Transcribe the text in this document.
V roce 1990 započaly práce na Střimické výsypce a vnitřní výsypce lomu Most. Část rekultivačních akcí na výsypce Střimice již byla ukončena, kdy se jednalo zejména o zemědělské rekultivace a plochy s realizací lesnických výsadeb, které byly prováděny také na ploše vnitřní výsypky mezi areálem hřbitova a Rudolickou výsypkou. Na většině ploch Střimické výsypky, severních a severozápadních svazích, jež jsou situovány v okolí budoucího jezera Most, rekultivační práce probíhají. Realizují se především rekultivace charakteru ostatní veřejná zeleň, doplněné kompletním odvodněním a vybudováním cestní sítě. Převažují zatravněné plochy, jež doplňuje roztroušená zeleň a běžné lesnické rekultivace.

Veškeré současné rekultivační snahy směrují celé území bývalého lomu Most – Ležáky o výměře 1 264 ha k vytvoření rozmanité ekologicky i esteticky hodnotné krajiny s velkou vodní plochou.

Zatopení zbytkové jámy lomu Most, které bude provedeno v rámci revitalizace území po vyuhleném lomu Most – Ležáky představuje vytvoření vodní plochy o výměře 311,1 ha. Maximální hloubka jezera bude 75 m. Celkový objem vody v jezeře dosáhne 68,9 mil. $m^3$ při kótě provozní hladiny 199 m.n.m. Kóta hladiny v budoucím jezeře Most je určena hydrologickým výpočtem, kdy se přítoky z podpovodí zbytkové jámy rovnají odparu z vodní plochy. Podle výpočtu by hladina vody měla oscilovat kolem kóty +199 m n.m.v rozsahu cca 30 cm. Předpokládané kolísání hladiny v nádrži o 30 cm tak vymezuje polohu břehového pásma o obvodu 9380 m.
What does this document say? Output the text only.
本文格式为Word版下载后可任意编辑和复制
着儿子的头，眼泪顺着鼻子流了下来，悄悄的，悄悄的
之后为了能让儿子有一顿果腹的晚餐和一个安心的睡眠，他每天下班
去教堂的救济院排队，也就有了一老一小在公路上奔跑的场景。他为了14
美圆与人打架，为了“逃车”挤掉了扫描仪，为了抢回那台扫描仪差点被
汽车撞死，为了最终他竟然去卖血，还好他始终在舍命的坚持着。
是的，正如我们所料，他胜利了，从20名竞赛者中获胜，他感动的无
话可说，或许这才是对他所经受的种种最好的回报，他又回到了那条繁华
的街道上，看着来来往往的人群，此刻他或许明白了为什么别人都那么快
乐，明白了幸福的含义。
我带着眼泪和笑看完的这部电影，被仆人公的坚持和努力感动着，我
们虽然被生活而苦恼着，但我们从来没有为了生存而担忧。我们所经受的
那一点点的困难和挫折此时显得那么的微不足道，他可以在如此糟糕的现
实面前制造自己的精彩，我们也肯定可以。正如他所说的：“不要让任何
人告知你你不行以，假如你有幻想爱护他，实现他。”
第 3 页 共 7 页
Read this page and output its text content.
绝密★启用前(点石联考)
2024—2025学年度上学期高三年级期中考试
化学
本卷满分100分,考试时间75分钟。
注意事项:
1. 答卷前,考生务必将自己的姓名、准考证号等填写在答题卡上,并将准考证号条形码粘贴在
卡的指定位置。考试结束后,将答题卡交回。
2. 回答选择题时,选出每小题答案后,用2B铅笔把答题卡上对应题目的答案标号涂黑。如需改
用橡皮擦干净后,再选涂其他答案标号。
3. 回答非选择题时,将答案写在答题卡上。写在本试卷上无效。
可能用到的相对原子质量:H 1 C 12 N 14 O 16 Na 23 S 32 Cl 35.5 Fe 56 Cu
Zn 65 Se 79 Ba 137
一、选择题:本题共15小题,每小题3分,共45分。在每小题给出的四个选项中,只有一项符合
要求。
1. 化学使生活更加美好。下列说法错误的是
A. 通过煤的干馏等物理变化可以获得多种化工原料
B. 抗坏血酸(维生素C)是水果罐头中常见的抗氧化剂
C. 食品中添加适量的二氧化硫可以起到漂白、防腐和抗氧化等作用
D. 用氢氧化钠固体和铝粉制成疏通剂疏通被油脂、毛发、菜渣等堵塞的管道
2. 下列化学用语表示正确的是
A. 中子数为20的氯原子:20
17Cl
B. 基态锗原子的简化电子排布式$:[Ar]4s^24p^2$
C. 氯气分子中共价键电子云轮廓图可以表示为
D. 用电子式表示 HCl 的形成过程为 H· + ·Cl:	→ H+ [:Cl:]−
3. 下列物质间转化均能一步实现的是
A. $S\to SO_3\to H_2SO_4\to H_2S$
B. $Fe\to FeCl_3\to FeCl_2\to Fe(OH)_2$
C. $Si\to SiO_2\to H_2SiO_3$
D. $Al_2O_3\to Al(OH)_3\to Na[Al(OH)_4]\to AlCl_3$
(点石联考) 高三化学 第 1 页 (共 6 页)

> Direction: Produce an exact copy of every entry above.

> Answer to this task:
Transcribe the text in this document.
V roce 1990 započaly práce na Střimické výsypce a vnitřní výsypce lomu Most. Část rekultivačních akcí na výsypce Střimice již byla ukončena, kdy se jednalo zejména o zemědělské rekultivace a plochy s realizací lesnických výsadeb, které byly prováděny také na ploše vnitřní výsypky mezi areálem hřbitova a Rudolickou výsypkou. Na většině ploch Střimické výsypky, severních a severozápadních svazích, jež jsou situovány v okolí budoucího jezera Most, rekultivační práce probíhají. Realizují se především rekultivace charakteru ostatní veřejná zeleň, doplněné kompletním odvodněním a vybudováním cestní sítě. Převažují zatravněné plochy, jež doplňuje roztroušená zeleň a běžné lesnické rekultivace.

Veškeré současné rekultivační snahy směrují celé území bývalého lomu Most – Ležáky o výměře 1 264 ha k vytvoření rozmanité ekologicky i esteticky hodnotné krajiny s velkou vodní plochou.

Zatopení zbytkové jámy lomu Most, které bude provedeno v rámci revitalizace území po vyuhleném lomu Most – Ležáky představuje vytvoření vodní plochy o výměře 311,1 ha. Maximální hloubka jezera bude 75 m. Celkový objem vody v jezeře dosáhne 68,9 mil. $m^3$ při kótě provozní hladiny 199 m.n.m. Kóta hladiny v budoucím jezeře Most je určena hydrologickým výpočtem, kdy se přítoky z podpovodí zbytkové jámy rovnají odparu z vodní plochy. Podle výpočtu by hladina vody měla oscilovat kolem kóty +199 m n.m.v rozsahu cca 30 cm. Předpokládané kolísání hladiny v nádrži o 30 cm tak vymezuje polohu břehového pásma o obvodu 9380 m.
What does this document say? Output the text only.
本文格式为Word版下载后可任意编辑和复制
着儿子的头，眼泪顺着鼻子流了下来，悄悄的，悄悄的
之后为了能让儿子有一顿果腹的晚餐和一个安心的睡眠，他每天下班
去教堂的救济院排队，也就有了一老一小在公路上奔跑的场景。他为了14
美圆与人打架，为了“逃车”挤掉了扫描仪，为了抢回那台扫描仪差点被
汽车撞死，为了最终他竟然去卖血，还好他始终在舍命的坚持着。
是的，正如我们所料，他胜利了，从20名竞赛者中获胜，他感动的无
话可说，或许这才是对他所经受的种种最好的回报，他又回到了那条繁华
的街道上，看着来来往往的人群，此刻他或许明白了为什么别人都那么快
乐，明白了幸福的含义。
我带着眼泪和笑看完的这部电影，被仆人公的坚持和努力感动着，我
们虽然被生活而苦恼着，但我们从来没有为了生存而担忧。我们所经受的
那一点点的困难和挫折此时显得那么的微不足道，他可以在如此糟糕的现
实面前制造自己的精彩，我们也肯定可以。正如他所说的：“不要让任何
人告知你你不行以，假如你有幻想爱护他，实现他。”
第 3 页 共 7 页
Read this page and output its text content.
绝密★启用前(点石联考)
2024—2025学年度上学期高三年级期中考试
化学
本卷满分100分,考试时间75分钟。
注意事项:
1. 答卷前,考生务必将自己的姓名、准考证号等填写在答题卡上,并将准考证号条形码粘贴在
卡的指定位置。考试结束后,将答题卡交回。
2. 回答选择题时,选出每小题答案后,用2B铅笔把答题卡上对应题目的答案标号涂黑。如需改
用橡皮擦干净后,再选涂其他答案标号。
3. 回答非选择题时,将答案写在答题卡上。写在本试卷上无效。
可能用到的相对原子质量:H 1 C 12 N 14 O 16 Na 23 S 32 Cl 35.5 Fe 56 Cu
Zn 65 Se 79 Ba 137
一、选择题:本题共15小题,每小题3分,共45分。在每小题给出的四个选项中,只有一项符合
要求。
1. 化学使生活更加美好。下列说法错误的是
A. 通过煤的干馏等物理变化可以获得多种化工原料
B. 抗坏血酸(维生素C)是水果罐头中常见的抗氧化剂
C. 食品中添加适量的二氧化硫可以起到漂白、防腐和抗氧化等作用
D. 用氢氧化钠固体和铝粉制成疏通剂疏通被油脂、毛发、菜渣等堵塞的管道
2. 下列化学用语表示正确的是
A. 中子数为20的氯原子:20
17Cl
B. 基态锗原子的简化电子排布式$:[Ar]4s^24p^2$
C. 氯气分子中共价键电子云轮廓图可以表示为
D. 用电子式表示 HCl 的形成过程为 H· + ·Cl:	→ H+ [:Cl:]−
3. 下列物质间转化均能一步实现的是
A. $S\to SO_3\to H_2SO_4\to H_2S$
B. $Fe\to FeCl_3\to FeCl_2\to Fe(OH)_2$
C. $Si\to SiO_2\to H_2SiO_3$
D. $Al_2O_3\to Al(OH)_3\to Na[Al(OH)_4]\to AlCl_3$
(点石联考) 高三化学 第 1 页 (共 6 页)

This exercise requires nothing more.